→ WHAT YOU ARE ASKED TO DO
Transcribe the records below exactly as they appear.

→ Extracts from a graphics dataset
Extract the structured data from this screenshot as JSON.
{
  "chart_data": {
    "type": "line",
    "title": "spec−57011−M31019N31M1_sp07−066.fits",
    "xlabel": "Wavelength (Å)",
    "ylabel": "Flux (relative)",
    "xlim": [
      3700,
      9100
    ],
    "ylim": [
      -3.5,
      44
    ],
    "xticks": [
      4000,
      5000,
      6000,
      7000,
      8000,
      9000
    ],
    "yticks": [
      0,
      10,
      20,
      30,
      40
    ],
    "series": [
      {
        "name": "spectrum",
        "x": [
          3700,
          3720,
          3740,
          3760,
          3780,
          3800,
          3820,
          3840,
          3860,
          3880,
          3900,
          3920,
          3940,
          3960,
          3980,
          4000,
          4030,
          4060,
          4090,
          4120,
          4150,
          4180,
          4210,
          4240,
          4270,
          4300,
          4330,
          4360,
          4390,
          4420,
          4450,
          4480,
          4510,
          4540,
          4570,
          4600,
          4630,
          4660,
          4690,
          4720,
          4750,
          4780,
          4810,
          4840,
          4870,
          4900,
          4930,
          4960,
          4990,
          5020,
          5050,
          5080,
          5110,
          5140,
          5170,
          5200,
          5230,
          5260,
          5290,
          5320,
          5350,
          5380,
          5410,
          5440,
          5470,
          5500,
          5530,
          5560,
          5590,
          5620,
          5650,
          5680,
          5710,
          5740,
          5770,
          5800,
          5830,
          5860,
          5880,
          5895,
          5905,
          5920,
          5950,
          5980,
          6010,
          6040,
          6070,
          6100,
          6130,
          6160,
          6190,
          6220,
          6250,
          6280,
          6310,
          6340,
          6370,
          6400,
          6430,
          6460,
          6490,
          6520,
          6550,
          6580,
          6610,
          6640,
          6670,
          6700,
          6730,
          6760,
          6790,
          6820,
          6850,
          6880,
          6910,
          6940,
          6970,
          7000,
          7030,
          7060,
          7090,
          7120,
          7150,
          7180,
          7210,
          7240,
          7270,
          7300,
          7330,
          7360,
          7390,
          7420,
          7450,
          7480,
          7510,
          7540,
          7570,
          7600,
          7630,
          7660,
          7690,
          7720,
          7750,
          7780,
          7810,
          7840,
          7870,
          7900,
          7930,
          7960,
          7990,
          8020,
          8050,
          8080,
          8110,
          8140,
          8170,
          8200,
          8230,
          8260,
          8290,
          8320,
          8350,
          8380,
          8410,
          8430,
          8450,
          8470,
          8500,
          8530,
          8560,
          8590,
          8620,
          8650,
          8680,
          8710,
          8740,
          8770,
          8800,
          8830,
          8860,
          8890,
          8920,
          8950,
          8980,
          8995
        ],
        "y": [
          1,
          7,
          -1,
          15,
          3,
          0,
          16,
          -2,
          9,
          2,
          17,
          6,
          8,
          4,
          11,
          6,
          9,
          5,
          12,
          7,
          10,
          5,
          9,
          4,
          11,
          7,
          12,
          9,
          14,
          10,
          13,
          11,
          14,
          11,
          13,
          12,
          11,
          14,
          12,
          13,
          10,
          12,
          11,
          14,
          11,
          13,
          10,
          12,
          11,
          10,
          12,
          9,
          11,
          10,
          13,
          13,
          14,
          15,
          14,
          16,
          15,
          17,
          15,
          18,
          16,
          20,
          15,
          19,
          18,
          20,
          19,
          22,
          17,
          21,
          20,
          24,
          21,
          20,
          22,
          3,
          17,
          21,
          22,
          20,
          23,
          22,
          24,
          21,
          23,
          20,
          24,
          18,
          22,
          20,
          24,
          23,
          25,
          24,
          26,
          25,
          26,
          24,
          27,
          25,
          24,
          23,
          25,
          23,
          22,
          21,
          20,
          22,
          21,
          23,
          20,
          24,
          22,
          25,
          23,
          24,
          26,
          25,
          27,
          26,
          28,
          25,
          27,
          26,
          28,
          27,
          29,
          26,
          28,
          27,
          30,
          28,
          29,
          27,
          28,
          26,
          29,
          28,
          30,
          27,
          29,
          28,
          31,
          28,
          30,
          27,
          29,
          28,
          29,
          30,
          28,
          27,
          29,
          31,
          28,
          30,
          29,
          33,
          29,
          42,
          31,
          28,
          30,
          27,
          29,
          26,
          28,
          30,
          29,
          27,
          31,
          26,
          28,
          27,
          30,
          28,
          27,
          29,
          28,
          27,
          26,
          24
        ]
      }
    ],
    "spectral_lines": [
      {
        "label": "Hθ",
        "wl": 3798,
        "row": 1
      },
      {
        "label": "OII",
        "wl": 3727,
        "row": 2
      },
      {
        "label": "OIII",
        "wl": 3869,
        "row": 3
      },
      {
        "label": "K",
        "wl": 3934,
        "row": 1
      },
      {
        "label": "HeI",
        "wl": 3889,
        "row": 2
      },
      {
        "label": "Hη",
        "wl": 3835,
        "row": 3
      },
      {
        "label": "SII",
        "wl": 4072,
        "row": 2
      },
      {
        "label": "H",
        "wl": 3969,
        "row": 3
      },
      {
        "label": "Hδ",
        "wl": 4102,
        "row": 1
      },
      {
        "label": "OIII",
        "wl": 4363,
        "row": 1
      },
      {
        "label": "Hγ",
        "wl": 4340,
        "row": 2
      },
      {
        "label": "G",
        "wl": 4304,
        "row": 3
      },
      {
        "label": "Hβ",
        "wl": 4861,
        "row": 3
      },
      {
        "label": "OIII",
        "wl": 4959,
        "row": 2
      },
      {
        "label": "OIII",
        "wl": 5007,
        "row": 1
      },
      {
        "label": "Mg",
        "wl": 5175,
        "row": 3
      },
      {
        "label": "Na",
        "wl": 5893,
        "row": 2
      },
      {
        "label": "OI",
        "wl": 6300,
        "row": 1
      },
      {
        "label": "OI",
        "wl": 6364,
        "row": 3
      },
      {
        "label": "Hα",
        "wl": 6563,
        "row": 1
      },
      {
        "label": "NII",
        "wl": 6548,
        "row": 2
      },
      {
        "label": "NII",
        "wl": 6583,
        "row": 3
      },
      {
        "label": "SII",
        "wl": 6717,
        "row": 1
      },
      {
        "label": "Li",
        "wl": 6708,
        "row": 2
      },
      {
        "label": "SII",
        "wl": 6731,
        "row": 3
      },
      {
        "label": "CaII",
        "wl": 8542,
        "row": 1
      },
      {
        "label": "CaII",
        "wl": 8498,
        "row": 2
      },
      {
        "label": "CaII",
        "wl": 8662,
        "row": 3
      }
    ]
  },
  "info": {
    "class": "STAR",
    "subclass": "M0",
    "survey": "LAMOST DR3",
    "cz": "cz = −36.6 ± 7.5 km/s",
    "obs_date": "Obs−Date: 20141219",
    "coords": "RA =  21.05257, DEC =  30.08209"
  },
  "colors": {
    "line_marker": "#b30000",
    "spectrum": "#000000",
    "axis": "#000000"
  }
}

→ FINISHED TASK
Extract the structured data from this screenshot as JSON.
{
  "chart_data": {
    "type": "line",
    "title": "spec−57011−M31019N31M1_sp07−066.fits",
    "xlabel": "Wavelength (Å)",
    "ylabel": "Flux (relative)",
    "xlim": [
      3700,
      9100
    ],
    "ylim": [
      -3.5,
      44
    ],
    "xticks": [
      4000,
      5000,
      6000,
      7000,
      8000,
      9000
    ],
    "yticks": [
      0,
      10,
      20,
      30,
      40
    ],
    "series": [
      {
        "name": "spectrum",
        "x": [
          3700,
          3720,
          3740,
          3760,
          3780,
          3800,
          3820,
          3840,
          3860,
          3880,
          3900,
          3920,
          3940,
          3960,
          3980,
          4000,
          4030,
          4060,
          4090,
          4120,
          4150,
          4180,
          4210,
          4240,
          4270,
          4300,
          4330,
          4360,
          4390,
          4420,
          4450,
          4480,
          4510,
          4540,
          4570,
          4600,
          4630,
          4660,
          4690,
          4720,
          4750,
          4780,
          4810,
          4840,
          4870,
          4900,
          4930,
          4960,
          4990,
          5020,
          5050,
          5080,
          5110,
          5140,
          5170,
          5200,
          5230,
          5260,
          5290,
          5320,
          5350,
          5380,
          5410,
          5440,
          5470,
          5500,
          5530,
          5560,
          5590,
          5620,
          5650,
          5680,
          5710,
          5740,
          5770,
          5800,
          5830,
          5860,
          5880,
          5895,
          5905,
          5920,
          5950,
          5980,
          6010,
          6040,
          6070,
          6100,
          6130,
          6160,
          6190,
          6220,
          6250,
          6280,
          6310,
          6340,
          6370,
          6400,
          6430,
          6460,
          6490,
          6520,
          6550,
          6580,
          6610,
          6640,
          6670,
          6700,
          6730,
          6760,
          6790,
          6820,
          6850,
          6880,
          6910,
          6940,
          6970,
          7000,
          7030,
          7060,
          7090,
          7120,
          7150,
          7180,
          7210,
          7240,
          7270,
          7300,
          7330,
          7360,
          7390,
          7420,
          7450,
          7480,
          7510,
          7540,
          7570,
          7600,
          7630,
          7660,
          7690,
          7720,
          7750,
          7780,
          7810,
          7840,
          7870,
          7900,
          7930,
          7960,
          7990,
          8020,
          8050,
          8080,
          8110,
          8140,
          8170,
          8200,
          8230,
          8260,
          8290,
          8320,
          8350,
          8380,
          8410,
          8430,
          8450,
          8470,
          8500,
          8530,
          8560,
          8590,
          8620,
          8650,
          8680,
          8710,
          8740,
          8770,
          8800,
          8830,
          8860,
          8890,
          8920,
          8950,
          8980,
          8995
        ],
        "y": [
          1,
          7,
          -1,
          15,
          3,
          0,
          16,
          -2,
          9,
          2,
          17,
          6,
          8,
          4,
          11,
          6,
          9,
          5,
          12,
          7,
          10,
          5,
          9,
          4,
          11,
          7,
          12,
          9,
          14,
          10,
          13,
          11,
          14,
          11,
          13,
          12,
          11,
          14,
          12,
          13,
          10,
          12,
          11,
          14,
          11,
          13,
          10,
          12,
          11,
          10,
          12,
          9,
          11,
          10,
          13,
          13,
          14,
          15,
          14,
          16,
          15,
          17,
          15,
          18,
          16,
          20,
          15,
          19,
          18,
          20,
          19,
          22,
          17,
          21,
          20,
          24,
          21,
          20,
          22,
          3,
          17,
          21,
          22,
          20,
          23,
          22,
          24,
          21,
          23,
          20,
          24,
          18,
          22,
          20,
          24,
          23,
          25,
          24,
          26,
          25,
          26,
          24,
          27,
          25,
          24,
          23,
          25,
          23,
          22,
          21,
          20,
          22,
          21,
          23,
          20,
          24,
          22,
          25,
          23,
          24,
          26,
          25,
          27,
          26,
          28,
          25,
          27,
          26,
          28,
          27,
          29,
          26,
          28,
          27,
          30,
          28,
          29,
          27,
          28,
          26,
          29,
          28,
          30,
          27,
          29,
          28,
          31,
          28,
          30,
          27,
          29,
          28,
          29,
          30,
          28,
          27,
          29,
          31,
          28,
          30,
          29,
          33,
          29,
          42,
          31,
          28,
          30,
          27,
          29,
          26,
          28,
          30,
          29,
          27,
          31,
          26,
          28,
          27,
          30,
          28,
          27,
          29,
          28,
          27,
          26,
          24
        ]
      }
    ],
    "spectral_lines": [
      {
        "label": "Hθ",
        "wl": 3798,
        "row": 1
      },
      {
        "label": "OII",
        "wl": 3727,
        "row": 2
      },
      {
        "label": "OIII",
        "wl": 3869,
        "row": 3
      },
      {
        "label": "K",
        "wl": 3934,
        "row": 1
      },
      {
        "label": "HeI",
        "wl": 3889,
        "row": 2
      },
      {
        "label": "Hη",
        "wl": 3835,
        "row": 3
      },
      {
        "label": "SII",
        "wl": 4072,
        "row": 2
      },
      {
        "label": "H",
        "wl": 3969,
        "row": 3
      },
      {
        "label": "Hδ",
        "wl": 4102,
        "row": 1
      },
      {
        "label": "OIII",
        "wl": 4363,
        "row": 1
      },
      {
        "label": "Hγ",
        "wl": 4340,
        "row": 2
      },
      {
        "label": "G",
        "wl": 4304,
        "row": 3
      },
      {
        "label": "Hβ",
        "wl": 4861,
        "row": 3
      },
      {
        "label": "OIII",
        "wl": 4959,
        "row": 2
      },
      {
        "label": "OIII",
        "wl": 5007,
        "row": 1
      },
      {
        "label": "Mg",
        "wl": 5175,
        "row": 3
      },
      {
        "label": "Na",
        "wl": 5893,
        "row": 2
      },
      {
        "label": "OI",
        "wl": 6300,
        "row": 1
      },
      {
        "label": "OI",
        "wl": 6364,
        "row": 3
      },
      {
        "label": "Hα",
        "wl": 6563,
        "row": 1
      },
      {
        "label": "NII",
        "wl": 6548,
        "row": 2
      },
      {
        "label": "NII",
        "wl": 6583,
        "row": 3
      },
      {
        "label": "SII",
        "wl": 6717,
        "row": 1
      },
      {
        "label": "Li",
        "wl": 6708,
        "row": 2
      },
      {
        "label": "SII",
        "wl": 6731,
        "row": 3
      },
      {
        "label": "CaII",
        "wl": 8542,
        "row": 1
      },
      {
        "label": "CaII",
        "wl": 8498,
        "row": 2
      },
      {
        "label": "CaII",
        "wl": 8662,
        "row": 3
      }
    ]
  },
  "info": {
    "class": "STAR",
    "subclass": "M0",
    "survey": "LAMOST DR3",
    "cz": "cz = −36.6 ± 7.5 km/s",
    "obs_date": "Obs−Date: 20141219",
    "coords": "RA =  21.05257, DEC =  30.08209"
  },
  "colors": {
    "line_marker": "#b30000",
    "spectrum": "#000000",
    "axis": "#000000"
  }
}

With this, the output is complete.